Exercise details - Reproduce the material below unchanged, from its first line up to and including the line with "67, 806, 70]".

Provided records -
## Begin
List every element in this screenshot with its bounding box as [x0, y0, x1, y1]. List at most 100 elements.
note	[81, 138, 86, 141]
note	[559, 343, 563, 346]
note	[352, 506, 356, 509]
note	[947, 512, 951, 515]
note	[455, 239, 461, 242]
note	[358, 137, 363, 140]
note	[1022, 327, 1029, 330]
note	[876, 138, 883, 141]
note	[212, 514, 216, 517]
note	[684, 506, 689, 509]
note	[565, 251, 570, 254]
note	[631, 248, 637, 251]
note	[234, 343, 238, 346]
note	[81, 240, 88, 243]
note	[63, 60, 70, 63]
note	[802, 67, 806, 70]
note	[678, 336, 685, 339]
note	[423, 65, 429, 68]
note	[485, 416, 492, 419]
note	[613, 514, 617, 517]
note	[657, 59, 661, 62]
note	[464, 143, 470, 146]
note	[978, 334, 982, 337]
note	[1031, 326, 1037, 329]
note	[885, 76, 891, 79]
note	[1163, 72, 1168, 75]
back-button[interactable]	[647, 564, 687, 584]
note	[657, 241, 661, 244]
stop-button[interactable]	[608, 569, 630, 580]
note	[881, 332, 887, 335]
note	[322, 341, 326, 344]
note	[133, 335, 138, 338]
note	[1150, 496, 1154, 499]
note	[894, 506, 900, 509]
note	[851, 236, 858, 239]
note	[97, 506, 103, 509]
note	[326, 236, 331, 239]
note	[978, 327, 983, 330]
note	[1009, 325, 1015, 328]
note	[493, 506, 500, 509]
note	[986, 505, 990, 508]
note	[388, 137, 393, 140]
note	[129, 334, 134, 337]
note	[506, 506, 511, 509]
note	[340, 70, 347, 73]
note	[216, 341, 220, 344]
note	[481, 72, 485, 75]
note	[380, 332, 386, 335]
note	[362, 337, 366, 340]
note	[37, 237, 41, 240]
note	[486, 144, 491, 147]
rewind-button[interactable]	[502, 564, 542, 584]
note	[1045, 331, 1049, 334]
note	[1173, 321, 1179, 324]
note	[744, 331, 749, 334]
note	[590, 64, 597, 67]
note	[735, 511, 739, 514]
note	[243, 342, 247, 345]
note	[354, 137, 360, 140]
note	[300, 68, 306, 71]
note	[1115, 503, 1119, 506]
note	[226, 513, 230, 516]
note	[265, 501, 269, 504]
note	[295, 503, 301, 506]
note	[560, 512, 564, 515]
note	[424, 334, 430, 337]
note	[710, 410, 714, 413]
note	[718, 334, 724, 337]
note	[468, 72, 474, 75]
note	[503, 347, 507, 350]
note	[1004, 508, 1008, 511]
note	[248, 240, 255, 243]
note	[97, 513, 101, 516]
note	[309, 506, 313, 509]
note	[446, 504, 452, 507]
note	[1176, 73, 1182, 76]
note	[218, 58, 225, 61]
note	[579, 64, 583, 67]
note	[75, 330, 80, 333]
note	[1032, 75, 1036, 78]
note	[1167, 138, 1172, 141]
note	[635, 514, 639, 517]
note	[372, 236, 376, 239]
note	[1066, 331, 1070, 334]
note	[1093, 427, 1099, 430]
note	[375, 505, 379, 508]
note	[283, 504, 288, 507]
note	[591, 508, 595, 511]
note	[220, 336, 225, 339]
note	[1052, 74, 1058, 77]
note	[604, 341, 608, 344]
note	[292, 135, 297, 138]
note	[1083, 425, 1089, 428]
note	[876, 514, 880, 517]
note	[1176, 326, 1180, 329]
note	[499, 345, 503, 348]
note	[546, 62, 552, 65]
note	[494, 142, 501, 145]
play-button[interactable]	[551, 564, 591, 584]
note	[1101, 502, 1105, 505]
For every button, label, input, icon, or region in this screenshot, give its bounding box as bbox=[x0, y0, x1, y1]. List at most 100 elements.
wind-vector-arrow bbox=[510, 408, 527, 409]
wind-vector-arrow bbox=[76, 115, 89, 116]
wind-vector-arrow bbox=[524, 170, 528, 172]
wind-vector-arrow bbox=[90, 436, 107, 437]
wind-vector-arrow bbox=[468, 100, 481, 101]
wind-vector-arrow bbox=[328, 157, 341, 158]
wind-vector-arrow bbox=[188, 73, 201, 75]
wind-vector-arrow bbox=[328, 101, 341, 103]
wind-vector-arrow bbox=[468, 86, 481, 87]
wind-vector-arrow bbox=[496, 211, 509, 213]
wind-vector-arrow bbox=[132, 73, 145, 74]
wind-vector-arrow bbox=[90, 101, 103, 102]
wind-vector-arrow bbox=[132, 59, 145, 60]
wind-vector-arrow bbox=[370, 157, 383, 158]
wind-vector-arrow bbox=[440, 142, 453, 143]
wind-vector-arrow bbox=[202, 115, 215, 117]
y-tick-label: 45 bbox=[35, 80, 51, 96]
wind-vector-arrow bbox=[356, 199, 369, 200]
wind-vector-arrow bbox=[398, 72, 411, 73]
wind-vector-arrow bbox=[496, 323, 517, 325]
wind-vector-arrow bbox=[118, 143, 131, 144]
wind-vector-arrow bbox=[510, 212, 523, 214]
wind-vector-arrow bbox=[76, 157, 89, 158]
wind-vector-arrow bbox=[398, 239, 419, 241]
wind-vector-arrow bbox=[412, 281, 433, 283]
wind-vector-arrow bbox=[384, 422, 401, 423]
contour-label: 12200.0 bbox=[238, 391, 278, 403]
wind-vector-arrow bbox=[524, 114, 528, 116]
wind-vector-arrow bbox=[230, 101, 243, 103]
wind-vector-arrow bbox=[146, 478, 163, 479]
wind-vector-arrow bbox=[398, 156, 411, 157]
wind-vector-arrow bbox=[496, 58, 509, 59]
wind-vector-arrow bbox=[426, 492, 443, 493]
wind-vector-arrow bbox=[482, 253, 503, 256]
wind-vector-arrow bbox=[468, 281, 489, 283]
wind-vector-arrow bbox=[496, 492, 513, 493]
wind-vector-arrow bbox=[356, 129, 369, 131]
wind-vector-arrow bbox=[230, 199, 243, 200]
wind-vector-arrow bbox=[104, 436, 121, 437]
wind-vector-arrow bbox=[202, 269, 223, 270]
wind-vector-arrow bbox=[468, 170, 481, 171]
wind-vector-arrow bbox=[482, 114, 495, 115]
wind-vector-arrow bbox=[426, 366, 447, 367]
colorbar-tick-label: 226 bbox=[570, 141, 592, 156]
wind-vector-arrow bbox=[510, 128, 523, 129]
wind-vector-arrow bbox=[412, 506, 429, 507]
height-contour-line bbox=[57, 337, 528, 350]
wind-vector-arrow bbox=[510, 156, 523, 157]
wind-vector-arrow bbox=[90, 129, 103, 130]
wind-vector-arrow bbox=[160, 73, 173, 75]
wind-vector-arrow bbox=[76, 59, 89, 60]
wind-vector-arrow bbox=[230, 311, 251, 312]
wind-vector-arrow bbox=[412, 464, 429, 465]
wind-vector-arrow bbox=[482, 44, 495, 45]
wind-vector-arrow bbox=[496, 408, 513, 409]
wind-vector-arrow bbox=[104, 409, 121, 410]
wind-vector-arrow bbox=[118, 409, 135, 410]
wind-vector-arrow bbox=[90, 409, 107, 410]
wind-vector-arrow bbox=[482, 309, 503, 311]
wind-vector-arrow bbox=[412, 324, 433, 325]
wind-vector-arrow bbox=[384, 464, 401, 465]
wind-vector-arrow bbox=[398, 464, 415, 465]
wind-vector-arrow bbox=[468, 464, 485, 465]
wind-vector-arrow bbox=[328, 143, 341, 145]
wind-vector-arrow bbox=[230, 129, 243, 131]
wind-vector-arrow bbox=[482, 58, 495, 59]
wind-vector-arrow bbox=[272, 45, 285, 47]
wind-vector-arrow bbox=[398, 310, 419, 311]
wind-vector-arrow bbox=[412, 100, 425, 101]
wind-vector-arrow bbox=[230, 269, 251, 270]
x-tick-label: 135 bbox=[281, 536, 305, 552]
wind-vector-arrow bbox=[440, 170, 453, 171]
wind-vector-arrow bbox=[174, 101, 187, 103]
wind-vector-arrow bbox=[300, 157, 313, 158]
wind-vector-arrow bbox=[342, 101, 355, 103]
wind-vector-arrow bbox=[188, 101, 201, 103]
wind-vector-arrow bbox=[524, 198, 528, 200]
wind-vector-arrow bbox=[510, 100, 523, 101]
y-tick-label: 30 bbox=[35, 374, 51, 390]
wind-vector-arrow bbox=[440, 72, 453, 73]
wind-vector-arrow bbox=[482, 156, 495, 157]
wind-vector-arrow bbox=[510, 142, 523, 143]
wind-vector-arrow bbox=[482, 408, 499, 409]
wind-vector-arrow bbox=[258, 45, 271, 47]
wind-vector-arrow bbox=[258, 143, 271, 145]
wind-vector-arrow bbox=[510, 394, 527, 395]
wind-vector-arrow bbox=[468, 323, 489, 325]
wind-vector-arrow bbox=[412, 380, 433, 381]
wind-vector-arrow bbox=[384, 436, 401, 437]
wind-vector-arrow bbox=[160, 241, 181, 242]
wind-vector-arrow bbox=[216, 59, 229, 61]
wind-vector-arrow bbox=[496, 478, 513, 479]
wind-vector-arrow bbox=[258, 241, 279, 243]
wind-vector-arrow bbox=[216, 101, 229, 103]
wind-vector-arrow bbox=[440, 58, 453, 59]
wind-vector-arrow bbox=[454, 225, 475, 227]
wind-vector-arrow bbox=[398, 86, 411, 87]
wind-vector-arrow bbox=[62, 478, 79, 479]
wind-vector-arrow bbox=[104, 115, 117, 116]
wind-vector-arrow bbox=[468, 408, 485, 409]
## End
Exercise solution -
List every element in this screenshot with its bounding box as [x0, y0, x1, y1]. List at most 100 elements.
note	[81, 138, 86, 141]
note	[559, 343, 563, 346]
note	[352, 506, 356, 509]
note	[947, 512, 951, 515]
note	[455, 239, 461, 242]
note	[358, 137, 363, 140]
note	[1022, 327, 1029, 330]
note	[876, 138, 883, 141]
note	[212, 514, 216, 517]
note	[684, 506, 689, 509]
note	[565, 251, 570, 254]
note	[631, 248, 637, 251]
note	[234, 343, 238, 346]
note	[81, 240, 88, 243]
note	[63, 60, 70, 63]
note	[802, 67, 806, 70]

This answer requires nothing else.